• **Stated goal**: Print each line of the listing once more, precisely as given.

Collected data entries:
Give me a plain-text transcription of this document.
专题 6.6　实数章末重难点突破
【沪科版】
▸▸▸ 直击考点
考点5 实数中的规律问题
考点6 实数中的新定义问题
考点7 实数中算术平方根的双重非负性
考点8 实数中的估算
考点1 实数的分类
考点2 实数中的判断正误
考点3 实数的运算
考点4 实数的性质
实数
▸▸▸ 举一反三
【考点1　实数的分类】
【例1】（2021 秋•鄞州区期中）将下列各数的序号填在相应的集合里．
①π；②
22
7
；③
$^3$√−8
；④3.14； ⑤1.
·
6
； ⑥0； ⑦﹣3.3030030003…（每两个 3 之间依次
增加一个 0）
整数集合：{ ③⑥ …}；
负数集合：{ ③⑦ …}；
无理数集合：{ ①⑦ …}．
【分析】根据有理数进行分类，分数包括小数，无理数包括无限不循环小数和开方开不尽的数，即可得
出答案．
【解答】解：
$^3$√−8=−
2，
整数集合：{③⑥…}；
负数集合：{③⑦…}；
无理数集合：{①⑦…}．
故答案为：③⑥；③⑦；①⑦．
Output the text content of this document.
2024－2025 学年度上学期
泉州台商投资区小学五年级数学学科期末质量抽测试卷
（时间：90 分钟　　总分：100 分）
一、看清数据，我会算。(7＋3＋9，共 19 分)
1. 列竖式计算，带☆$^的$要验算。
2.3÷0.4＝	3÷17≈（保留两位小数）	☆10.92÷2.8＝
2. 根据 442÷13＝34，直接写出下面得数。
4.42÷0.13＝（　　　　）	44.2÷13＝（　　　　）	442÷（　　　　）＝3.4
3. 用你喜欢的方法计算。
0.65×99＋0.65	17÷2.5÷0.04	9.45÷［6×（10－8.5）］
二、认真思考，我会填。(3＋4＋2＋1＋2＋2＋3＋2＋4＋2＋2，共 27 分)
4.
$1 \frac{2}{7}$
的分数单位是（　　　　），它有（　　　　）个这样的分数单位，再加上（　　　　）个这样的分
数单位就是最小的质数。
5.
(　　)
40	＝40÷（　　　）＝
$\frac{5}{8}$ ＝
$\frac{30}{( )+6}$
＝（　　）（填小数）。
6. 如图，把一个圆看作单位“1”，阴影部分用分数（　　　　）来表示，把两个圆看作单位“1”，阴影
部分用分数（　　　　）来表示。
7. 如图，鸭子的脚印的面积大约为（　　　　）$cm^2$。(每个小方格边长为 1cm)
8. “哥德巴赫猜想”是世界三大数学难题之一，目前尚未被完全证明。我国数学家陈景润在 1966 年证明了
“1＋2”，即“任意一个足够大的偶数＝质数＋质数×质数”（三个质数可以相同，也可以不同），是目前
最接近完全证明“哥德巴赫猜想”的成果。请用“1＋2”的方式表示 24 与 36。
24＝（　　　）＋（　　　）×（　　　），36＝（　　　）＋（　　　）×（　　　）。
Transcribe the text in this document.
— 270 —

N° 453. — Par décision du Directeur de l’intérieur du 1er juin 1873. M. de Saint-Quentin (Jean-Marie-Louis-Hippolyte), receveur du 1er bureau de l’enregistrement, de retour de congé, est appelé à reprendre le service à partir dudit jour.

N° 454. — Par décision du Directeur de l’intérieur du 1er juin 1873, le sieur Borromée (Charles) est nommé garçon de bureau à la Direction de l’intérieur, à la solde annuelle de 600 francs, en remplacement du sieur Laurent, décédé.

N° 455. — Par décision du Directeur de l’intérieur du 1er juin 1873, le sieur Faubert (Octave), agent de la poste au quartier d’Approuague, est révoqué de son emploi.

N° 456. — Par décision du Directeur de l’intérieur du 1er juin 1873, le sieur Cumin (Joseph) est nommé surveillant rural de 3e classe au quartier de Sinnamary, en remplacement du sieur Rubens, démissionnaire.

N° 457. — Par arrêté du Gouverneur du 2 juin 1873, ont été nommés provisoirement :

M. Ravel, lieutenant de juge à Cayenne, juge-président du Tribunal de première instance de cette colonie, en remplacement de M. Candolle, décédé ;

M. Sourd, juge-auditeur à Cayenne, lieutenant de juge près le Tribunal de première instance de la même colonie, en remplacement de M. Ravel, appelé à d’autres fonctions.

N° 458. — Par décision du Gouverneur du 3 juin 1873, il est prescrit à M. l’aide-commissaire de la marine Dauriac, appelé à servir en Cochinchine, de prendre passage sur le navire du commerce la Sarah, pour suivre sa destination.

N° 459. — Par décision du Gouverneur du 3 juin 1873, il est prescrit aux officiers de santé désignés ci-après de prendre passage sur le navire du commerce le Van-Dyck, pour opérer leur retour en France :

• **Complete output**:
Give me a plain-text transcription of this document.
专题 6.6　实数章末重难点突破
【沪科版】
▸▸▸ 直击考点
考点5 实数中的规律问题
考点6 实数中的新定义问题
考点7 实数中算术平方根的双重非负性
考点8 实数中的估算
考点1 实数的分类
考点2 实数中的判断正误
考点3 实数的运算
考点4 实数的性质
实数
▸▸▸ 举一反三
【考点1　实数的分类】
【例1】（2021 秋•鄞州区期中）将下列各数的序号填在相应的集合里．
①π；②
22
7
；③
$^3$√−8
；④3.14； ⑤1.
·
6
； ⑥0； ⑦﹣3.3030030003…（每两个 3 之间依次
增加一个 0）
整数集合：{ ③⑥ …}；
负数集合：{ ③⑦ …}；
无理数集合：{ ①⑦ …}．
【分析】根据有理数进行分类，分数包括小数，无理数包括无限不循环小数和开方开不尽的数，即可得
出答案．
【解答】解：
$^3$√−8=−
2，
整数集合：{③⑥…}；
负数集合：{③⑦…}；
无理数集合：{①⑦…}．
故答案为：③⑥；③⑦；①⑦．
Output the text content of this document.
2024－2025 学年度上学期
泉州台商投资区小学五年级数学学科期末质量抽测试卷
（时间：90 分钟　　总分：100 分）
一、看清数据，我会算。(7＋3＋9，共 19 分)
1. 列竖式计算，带☆$^的$要验算。
2.3÷0.4＝	3÷17≈（保留两位小数）	☆10.92÷2.8＝
2. 根据 442÷13＝34，直接写出下面得数。
4.42÷0.13＝（　　　　）	44.2÷13＝（　　　　）	442÷（　　　　）＝3.4
3. 用你喜欢的方法计算。
0.65×99＋0.65	17÷2.5÷0.04	9.45÷［6×（10－8.5）］
二、认真思考，我会填。(3＋4＋2＋1＋2＋2＋3＋2＋4＋2＋2，共 27 分)
4.
$1 \frac{2}{7}$
的分数单位是（　　　　），它有（　　　　）个这样的分数单位，再加上（　　　　）个这样的分
数单位就是最小的质数。
5.
(　　)
40	＝40÷（　　　）＝
$\frac{5}{8}$ ＝
$\frac{30}{( )+6}$
＝（　　）（填小数）。
6. 如图，把一个圆看作单位“1”，阴影部分用分数（　　　　）来表示，把两个圆看作单位“1”，阴影
部分用分数（　　　　）来表示。
7. 如图，鸭子的脚印的面积大约为（　　　　）$cm^2$。(每个小方格边长为 1cm)
8. “哥德巴赫猜想”是世界三大数学难题之一，目前尚未被完全证明。我国数学家陈景润在 1966 年证明了
“1＋2”，即“任意一个足够大的偶数＝质数＋质数×质数”（三个质数可以相同，也可以不同），是目前
最接近完全证明“哥德巴赫猜想”的成果。请用“1＋2”的方式表示 24 与 36。
24＝（　　　）＋（　　　）×（　　　），36＝（　　　）＋（　　　）×（　　　）。
Transcribe the text in this document.
— 270 —

N° 453. — Par décision du Directeur de l’intérieur du 1er juin 1873. M. de Saint-Quentin (Jean-Marie-Louis-Hippolyte), receveur du 1er bureau de l’enregistrement, de retour de congé, est appelé à reprendre le service à partir dudit jour.

N° 454. — Par décision du Directeur de l’intérieur du 1er juin 1873, le sieur Borromée (Charles) est nommé garçon de bureau à la Direction de l’intérieur, à la solde annuelle de 600 francs, en remplacement du sieur Laurent, décédé.

N° 455. — Par décision du Directeur de l’intérieur du 1er juin 1873, le sieur Faubert (Octave), agent de la poste au quartier d’Approuague, est révoqué de son emploi.

N° 456. — Par décision du Directeur de l’intérieur du 1er juin 1873, le sieur Cumin (Joseph) est nommé surveillant rural de 3e classe au quartier de Sinnamary, en remplacement du sieur Rubens, démissionnaire.

N° 457. — Par arrêté du Gouverneur du 2 juin 1873, ont été nommés provisoirement :

M. Ravel, lieutenant de juge à Cayenne, juge-président du Tribunal de première instance de cette colonie, en remplacement de M. Candolle, décédé ;

M. Sourd, juge-auditeur à Cayenne, lieutenant de juge près le Tribunal de première instance de la même colonie, en remplacement de M. Ravel, appelé à d’autres fonctions.

N° 458. — Par décision du Gouverneur du 3 juin 1873, il est prescrit à M. l’aide-commissaire de la marine Dauriac, appelé à servir en Cochinchine, de prendre passage sur le navire du commerce la Sarah, pour suivre sa destination.

N° 459. — Par décision du Gouverneur du 3 juin 1873, il est prescrit aux officiers de santé désignés ci-après de prendre passage sur le navire du commerce le Van-Dyck, pour opérer leur retour en France :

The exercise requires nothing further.